-- AIM --
Find each line with "circle" and copy it.

=-=-=

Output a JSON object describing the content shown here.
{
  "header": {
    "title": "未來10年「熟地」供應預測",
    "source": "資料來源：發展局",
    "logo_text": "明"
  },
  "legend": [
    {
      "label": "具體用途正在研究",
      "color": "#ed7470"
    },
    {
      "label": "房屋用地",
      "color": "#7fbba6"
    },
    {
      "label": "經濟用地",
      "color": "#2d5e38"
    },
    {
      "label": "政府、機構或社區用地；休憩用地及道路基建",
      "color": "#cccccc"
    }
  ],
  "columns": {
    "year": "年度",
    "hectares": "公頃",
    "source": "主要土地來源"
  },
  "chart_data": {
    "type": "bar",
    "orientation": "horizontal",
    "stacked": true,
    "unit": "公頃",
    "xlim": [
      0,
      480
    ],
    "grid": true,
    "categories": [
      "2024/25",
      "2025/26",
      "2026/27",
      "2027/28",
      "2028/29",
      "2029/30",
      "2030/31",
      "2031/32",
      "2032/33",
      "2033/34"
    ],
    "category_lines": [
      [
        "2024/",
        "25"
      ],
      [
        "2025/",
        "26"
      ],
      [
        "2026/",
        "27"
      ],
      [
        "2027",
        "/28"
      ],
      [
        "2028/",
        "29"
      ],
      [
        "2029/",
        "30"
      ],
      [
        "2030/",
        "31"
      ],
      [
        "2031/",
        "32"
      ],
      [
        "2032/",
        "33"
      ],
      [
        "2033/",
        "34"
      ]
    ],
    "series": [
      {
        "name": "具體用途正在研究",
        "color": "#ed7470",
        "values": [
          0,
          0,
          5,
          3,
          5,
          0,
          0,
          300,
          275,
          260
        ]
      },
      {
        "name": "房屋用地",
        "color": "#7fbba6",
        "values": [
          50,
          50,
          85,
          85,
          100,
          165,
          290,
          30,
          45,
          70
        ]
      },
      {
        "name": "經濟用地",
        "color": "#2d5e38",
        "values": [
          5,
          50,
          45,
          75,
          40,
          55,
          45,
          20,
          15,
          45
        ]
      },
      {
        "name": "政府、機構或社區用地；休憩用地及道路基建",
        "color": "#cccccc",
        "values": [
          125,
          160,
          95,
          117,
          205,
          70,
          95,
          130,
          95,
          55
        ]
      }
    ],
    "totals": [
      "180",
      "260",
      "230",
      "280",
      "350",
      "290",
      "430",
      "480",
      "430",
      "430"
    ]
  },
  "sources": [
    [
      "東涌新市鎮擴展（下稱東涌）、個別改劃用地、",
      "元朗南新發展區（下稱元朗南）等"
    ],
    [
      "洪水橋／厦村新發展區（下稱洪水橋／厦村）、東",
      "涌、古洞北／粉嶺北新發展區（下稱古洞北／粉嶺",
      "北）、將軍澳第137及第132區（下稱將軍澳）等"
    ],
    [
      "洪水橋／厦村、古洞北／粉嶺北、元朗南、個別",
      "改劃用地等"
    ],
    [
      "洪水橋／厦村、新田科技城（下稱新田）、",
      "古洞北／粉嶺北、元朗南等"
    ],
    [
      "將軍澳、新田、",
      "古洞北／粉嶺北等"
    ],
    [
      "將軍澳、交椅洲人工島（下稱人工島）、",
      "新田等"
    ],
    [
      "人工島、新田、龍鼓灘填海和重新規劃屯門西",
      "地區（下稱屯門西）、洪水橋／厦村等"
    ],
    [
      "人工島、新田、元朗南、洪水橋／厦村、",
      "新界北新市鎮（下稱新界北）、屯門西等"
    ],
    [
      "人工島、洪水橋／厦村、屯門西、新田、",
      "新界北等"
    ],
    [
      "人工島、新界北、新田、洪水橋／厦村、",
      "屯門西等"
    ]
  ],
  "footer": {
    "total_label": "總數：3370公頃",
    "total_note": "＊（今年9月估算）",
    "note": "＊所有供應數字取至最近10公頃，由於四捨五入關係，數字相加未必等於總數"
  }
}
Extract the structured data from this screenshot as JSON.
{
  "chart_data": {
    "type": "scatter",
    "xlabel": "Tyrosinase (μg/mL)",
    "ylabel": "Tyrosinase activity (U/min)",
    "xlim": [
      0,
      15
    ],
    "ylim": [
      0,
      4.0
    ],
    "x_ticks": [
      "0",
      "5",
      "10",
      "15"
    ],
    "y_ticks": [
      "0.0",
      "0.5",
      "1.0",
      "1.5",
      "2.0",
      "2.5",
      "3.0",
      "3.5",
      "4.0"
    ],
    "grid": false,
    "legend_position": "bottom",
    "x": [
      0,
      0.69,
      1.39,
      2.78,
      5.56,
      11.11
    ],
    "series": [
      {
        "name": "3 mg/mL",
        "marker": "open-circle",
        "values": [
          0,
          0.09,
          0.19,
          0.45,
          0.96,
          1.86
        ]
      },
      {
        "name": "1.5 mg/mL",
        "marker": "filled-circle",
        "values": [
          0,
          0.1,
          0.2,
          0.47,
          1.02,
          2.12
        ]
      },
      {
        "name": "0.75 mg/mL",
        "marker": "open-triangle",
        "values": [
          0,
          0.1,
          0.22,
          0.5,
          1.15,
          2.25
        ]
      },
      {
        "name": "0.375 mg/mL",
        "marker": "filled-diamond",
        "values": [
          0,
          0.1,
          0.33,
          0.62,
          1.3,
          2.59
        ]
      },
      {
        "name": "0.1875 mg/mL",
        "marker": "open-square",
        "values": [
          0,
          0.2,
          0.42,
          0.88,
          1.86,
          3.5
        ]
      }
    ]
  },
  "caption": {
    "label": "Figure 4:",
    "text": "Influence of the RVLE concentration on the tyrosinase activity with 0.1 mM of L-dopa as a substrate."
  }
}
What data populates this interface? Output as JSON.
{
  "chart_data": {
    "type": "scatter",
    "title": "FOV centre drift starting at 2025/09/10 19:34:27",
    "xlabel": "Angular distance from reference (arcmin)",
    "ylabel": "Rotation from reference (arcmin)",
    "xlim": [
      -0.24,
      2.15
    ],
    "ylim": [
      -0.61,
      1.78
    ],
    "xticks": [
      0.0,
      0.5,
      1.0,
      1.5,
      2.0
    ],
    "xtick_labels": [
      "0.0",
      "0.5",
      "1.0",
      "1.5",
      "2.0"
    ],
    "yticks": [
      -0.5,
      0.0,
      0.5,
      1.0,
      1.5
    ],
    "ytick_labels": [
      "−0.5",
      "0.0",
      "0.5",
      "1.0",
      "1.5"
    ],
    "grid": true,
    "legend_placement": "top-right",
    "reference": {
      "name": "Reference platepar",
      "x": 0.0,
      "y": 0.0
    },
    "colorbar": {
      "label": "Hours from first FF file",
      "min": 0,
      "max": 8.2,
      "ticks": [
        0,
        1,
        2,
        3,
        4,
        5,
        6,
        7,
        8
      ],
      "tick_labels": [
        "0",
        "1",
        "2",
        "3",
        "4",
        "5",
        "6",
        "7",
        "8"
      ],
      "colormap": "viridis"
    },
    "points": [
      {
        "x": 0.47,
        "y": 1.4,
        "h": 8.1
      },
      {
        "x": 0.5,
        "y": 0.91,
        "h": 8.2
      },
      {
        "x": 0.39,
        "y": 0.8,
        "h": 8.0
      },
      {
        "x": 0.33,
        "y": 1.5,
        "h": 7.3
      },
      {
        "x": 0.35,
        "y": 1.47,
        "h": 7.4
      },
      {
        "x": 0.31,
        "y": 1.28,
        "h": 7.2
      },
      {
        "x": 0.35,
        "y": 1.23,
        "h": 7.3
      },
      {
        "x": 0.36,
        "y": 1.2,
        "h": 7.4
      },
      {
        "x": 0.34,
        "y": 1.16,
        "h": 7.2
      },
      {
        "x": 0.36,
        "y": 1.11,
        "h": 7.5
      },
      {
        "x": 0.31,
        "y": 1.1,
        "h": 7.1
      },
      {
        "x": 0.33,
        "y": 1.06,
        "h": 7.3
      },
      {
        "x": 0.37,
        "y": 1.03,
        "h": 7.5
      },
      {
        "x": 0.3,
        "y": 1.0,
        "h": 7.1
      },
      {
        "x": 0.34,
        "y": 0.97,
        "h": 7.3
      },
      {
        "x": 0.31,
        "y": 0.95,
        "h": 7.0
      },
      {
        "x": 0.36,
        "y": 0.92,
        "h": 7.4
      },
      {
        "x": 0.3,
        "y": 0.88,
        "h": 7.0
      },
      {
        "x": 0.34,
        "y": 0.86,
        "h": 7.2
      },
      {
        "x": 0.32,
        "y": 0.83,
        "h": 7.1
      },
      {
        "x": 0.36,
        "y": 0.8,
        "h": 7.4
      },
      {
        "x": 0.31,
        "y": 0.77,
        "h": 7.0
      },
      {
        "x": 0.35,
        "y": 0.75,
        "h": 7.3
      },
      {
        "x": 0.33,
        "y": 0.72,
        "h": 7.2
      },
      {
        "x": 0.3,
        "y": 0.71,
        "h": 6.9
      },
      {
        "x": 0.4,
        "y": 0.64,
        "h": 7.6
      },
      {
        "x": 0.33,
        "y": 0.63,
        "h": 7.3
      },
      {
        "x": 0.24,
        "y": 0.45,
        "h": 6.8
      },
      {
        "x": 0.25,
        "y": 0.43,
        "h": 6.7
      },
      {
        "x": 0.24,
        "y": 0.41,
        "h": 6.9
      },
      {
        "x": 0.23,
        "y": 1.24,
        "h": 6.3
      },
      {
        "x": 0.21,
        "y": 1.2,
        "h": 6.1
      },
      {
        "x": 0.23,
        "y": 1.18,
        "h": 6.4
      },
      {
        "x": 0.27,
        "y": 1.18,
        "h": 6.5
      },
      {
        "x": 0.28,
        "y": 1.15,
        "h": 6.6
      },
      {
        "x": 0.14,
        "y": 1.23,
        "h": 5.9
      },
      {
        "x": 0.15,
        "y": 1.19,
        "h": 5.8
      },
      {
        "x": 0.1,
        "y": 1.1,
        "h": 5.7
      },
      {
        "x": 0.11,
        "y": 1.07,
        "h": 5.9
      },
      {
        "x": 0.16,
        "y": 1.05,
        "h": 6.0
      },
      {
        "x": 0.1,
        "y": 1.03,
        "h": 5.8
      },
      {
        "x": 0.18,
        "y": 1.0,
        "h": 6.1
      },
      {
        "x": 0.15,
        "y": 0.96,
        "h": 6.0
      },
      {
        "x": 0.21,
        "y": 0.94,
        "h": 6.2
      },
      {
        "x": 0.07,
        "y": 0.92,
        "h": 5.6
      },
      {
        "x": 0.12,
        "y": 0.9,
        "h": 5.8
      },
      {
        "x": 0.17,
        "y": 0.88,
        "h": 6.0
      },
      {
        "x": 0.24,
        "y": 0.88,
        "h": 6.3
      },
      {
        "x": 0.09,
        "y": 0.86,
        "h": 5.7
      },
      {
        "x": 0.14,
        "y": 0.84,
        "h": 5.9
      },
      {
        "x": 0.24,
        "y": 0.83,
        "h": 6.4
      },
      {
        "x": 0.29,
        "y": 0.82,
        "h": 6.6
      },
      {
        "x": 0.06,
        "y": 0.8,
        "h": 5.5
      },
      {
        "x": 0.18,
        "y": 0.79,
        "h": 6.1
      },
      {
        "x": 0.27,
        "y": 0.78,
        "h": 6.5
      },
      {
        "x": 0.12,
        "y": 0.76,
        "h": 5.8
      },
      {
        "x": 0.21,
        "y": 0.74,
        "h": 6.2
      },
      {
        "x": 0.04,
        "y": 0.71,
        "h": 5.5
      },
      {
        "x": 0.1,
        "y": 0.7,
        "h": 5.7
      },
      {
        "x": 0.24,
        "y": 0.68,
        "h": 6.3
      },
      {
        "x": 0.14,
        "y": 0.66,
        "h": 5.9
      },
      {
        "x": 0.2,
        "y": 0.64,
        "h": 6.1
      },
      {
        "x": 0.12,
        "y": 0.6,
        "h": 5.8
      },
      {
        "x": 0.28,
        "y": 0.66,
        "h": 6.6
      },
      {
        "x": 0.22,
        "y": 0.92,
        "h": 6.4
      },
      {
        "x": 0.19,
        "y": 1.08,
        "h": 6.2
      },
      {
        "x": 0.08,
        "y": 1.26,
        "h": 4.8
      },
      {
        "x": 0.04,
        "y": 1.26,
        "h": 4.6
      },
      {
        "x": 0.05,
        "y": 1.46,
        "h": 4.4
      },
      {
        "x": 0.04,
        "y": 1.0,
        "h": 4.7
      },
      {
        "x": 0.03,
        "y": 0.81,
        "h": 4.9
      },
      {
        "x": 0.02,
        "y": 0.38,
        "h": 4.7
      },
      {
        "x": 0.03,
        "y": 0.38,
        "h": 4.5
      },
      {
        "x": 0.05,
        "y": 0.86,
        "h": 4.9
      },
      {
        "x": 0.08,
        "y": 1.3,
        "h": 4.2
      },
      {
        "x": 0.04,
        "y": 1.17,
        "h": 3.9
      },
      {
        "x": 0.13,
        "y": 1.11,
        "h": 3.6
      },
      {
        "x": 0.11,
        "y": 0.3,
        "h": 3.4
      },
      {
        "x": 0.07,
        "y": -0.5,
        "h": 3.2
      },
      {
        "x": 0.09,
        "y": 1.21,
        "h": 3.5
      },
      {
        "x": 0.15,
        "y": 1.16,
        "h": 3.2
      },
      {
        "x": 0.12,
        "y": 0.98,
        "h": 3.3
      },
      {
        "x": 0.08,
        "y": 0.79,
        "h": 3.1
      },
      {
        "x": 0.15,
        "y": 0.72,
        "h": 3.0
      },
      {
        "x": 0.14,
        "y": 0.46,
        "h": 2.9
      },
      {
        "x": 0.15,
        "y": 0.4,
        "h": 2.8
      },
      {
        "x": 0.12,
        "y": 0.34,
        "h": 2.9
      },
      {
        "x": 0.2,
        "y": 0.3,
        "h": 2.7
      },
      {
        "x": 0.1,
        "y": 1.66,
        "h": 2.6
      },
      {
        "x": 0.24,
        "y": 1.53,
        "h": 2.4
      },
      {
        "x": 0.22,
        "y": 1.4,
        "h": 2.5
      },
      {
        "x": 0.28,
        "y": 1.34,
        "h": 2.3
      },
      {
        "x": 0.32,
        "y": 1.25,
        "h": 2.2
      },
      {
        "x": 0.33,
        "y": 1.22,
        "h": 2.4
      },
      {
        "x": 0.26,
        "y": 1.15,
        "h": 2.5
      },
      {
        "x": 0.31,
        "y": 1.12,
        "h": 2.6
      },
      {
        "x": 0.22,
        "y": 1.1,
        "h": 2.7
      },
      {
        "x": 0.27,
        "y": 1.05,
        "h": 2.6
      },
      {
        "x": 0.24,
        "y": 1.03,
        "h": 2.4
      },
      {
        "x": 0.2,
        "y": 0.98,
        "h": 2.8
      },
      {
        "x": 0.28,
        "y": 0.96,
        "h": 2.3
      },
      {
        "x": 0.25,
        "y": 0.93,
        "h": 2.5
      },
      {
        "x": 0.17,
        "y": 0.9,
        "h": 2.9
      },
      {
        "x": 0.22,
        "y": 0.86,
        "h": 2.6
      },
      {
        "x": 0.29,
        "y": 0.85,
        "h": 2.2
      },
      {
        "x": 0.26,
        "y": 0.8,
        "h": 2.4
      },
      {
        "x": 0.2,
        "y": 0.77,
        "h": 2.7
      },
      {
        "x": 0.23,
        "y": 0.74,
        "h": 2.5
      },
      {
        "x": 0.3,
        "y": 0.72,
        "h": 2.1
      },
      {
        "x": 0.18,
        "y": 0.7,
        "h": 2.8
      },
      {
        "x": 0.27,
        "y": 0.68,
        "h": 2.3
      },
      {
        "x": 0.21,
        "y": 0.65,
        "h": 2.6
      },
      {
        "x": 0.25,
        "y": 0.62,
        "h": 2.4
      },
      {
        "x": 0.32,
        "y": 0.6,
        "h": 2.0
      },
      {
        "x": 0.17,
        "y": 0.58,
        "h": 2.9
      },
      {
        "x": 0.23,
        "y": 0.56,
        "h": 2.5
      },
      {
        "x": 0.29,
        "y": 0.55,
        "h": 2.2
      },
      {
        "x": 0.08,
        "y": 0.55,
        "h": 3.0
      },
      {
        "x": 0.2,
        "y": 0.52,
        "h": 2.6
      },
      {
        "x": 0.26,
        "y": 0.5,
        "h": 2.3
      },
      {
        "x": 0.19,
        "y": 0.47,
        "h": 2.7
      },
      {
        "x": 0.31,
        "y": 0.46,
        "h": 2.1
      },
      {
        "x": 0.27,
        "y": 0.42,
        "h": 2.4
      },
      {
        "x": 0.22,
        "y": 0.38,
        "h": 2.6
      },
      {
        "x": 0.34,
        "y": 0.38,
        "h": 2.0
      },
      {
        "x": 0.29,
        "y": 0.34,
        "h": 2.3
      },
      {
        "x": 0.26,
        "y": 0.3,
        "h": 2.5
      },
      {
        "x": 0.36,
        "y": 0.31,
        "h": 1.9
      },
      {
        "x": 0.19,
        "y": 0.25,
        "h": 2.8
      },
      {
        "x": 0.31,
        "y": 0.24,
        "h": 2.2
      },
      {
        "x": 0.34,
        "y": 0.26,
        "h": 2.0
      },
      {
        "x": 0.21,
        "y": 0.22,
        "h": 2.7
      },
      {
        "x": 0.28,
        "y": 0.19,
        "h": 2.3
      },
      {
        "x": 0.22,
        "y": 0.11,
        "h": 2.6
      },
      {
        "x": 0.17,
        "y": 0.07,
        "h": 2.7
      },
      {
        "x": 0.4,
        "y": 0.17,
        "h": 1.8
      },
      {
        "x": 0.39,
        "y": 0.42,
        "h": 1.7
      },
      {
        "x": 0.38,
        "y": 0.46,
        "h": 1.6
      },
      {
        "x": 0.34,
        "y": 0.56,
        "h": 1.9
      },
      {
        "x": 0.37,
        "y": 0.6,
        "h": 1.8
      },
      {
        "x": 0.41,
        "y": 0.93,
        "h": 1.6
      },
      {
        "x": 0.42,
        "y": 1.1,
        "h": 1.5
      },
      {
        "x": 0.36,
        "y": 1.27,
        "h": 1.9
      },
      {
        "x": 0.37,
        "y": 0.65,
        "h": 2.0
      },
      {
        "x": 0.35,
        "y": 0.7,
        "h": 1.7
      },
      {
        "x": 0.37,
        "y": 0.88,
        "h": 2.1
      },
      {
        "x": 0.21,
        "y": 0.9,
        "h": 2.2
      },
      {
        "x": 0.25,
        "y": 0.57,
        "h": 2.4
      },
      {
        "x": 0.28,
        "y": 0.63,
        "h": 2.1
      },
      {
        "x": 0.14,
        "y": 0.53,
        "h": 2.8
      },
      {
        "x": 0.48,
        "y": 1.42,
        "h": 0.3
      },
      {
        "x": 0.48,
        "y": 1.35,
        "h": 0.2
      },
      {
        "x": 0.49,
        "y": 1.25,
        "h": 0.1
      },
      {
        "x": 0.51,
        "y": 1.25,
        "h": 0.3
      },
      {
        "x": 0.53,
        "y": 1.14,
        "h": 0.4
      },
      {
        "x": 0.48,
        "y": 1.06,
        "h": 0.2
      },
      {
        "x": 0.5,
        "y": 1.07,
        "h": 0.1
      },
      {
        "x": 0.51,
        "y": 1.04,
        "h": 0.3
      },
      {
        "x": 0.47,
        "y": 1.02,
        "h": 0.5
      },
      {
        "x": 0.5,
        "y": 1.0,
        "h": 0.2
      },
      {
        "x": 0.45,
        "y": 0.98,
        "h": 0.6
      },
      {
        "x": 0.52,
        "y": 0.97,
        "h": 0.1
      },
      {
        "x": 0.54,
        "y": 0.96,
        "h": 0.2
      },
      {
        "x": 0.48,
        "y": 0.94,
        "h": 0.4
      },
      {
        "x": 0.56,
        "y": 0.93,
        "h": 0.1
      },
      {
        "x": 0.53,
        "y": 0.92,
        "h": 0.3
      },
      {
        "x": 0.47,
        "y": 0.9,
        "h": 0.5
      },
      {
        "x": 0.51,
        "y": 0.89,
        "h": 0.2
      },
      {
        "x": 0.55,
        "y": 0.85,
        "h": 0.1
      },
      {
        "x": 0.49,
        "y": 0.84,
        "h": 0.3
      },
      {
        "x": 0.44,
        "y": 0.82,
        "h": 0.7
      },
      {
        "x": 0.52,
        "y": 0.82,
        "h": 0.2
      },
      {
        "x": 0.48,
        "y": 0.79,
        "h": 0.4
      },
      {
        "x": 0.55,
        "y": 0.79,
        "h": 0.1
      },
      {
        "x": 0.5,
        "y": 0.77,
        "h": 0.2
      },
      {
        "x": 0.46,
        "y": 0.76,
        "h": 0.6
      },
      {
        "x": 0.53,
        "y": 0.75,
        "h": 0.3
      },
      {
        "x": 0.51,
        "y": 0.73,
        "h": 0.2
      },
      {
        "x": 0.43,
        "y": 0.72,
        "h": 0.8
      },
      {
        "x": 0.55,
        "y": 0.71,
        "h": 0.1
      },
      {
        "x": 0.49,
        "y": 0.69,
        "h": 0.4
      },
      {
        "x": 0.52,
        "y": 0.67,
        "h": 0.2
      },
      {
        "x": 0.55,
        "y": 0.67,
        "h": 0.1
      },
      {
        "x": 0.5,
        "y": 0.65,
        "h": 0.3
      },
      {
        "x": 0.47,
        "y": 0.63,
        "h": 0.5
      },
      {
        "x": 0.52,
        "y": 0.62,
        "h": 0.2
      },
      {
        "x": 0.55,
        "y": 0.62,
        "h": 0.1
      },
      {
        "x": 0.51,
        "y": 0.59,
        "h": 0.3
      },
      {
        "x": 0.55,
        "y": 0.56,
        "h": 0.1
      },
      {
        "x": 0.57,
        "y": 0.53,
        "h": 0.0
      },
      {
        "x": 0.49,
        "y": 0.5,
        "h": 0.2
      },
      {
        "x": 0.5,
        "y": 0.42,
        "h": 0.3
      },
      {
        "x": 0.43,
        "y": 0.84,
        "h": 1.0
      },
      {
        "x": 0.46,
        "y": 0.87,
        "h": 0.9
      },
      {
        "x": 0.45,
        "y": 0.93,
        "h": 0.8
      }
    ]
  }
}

=-=-=

-- EXERCISE RESULT --
        "marker": "open-circle",
        "marker": "filled-circle",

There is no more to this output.